Task instructions
Lines containing the word "color" are the ones to copy from the records below.

Provided records
"""

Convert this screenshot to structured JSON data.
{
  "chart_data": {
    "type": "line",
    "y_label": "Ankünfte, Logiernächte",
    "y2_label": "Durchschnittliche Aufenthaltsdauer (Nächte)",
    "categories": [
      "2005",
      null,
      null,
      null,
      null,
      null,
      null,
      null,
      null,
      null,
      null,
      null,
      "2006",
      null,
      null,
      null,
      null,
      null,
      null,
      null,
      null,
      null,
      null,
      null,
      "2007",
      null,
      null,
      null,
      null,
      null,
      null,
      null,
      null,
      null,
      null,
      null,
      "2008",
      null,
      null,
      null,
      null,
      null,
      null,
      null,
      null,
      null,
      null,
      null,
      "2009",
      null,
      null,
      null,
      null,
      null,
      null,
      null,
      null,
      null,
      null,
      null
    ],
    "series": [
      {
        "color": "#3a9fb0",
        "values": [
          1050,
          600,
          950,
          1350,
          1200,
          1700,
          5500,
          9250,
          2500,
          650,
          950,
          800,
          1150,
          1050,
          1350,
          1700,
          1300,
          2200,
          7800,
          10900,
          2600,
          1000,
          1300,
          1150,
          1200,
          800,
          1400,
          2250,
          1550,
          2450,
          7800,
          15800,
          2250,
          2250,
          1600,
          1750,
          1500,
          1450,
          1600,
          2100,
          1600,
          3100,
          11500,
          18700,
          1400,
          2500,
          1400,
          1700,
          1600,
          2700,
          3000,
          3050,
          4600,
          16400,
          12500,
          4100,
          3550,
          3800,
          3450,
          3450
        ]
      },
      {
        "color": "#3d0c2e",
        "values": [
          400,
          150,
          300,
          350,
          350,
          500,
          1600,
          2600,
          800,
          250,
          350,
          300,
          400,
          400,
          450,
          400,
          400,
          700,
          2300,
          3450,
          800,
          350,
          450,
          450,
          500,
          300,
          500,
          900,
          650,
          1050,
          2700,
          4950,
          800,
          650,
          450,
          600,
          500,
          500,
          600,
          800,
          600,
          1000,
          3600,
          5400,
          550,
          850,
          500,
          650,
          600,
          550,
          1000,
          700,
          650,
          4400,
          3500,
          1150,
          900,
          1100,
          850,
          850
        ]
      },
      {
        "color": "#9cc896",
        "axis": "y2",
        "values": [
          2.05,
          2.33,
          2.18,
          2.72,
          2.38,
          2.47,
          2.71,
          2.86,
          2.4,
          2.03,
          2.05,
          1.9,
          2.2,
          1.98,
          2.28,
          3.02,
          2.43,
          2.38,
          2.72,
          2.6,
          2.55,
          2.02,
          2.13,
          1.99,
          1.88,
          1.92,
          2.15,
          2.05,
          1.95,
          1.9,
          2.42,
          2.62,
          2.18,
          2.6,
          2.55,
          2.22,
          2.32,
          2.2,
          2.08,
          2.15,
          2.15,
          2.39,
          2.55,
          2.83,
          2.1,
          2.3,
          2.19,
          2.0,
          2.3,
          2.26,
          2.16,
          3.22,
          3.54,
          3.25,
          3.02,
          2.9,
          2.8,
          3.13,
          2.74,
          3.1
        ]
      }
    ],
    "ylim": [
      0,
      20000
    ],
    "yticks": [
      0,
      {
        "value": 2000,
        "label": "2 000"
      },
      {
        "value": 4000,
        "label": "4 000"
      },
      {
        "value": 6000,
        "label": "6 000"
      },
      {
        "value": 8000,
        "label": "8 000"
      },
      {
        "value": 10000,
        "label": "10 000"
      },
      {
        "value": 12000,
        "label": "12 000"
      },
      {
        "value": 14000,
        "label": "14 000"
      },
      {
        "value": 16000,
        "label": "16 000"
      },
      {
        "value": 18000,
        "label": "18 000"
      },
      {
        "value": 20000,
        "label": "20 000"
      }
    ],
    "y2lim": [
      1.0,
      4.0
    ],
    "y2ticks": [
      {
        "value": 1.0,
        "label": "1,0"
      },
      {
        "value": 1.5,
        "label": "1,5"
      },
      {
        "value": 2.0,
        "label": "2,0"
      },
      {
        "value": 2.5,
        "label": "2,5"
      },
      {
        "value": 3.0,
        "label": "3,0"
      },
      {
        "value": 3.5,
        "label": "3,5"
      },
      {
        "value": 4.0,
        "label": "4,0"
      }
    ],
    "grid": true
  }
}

"""

Correct response
        "color": "#3a9fb0",
        "color": "#3d0c2e",
        "color": "#9cc896",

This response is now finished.